DATA PROVIDED>

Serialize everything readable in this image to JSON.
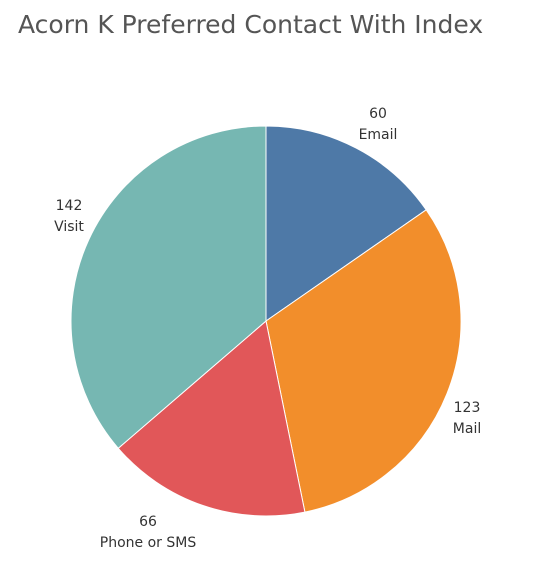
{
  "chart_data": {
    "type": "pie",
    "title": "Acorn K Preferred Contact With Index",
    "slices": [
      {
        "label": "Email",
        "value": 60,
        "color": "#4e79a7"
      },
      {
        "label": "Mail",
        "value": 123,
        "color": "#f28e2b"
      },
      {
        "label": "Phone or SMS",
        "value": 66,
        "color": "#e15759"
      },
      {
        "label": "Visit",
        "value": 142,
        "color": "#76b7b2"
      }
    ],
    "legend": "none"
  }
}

WHAT TO DO> Transcribe every entry word for word, but omit the pictures.

EXERCISE RESPONSE>
Serialize everything readable in this image to JSON.
{
  "chart_data": {
    "type": "pie",
    "title": "Acorn K Preferred Contact With Index",
    "slices": [
      {
        "label": "Email",
        "value": 60,
        "color": "#4e79a7"
      },
      {
        "label": "Mail",
        "value": 123,
        "color": "#f28e2b"
      },
      {
        "label": "Phone or SMS",
        "value": 66,
        "color": "#e15759"
      },
      {
        "label": "Visit",
        "value": 142,
        "color": "#76b7b2"
      }
    ],
    "legend": "none"
  }
}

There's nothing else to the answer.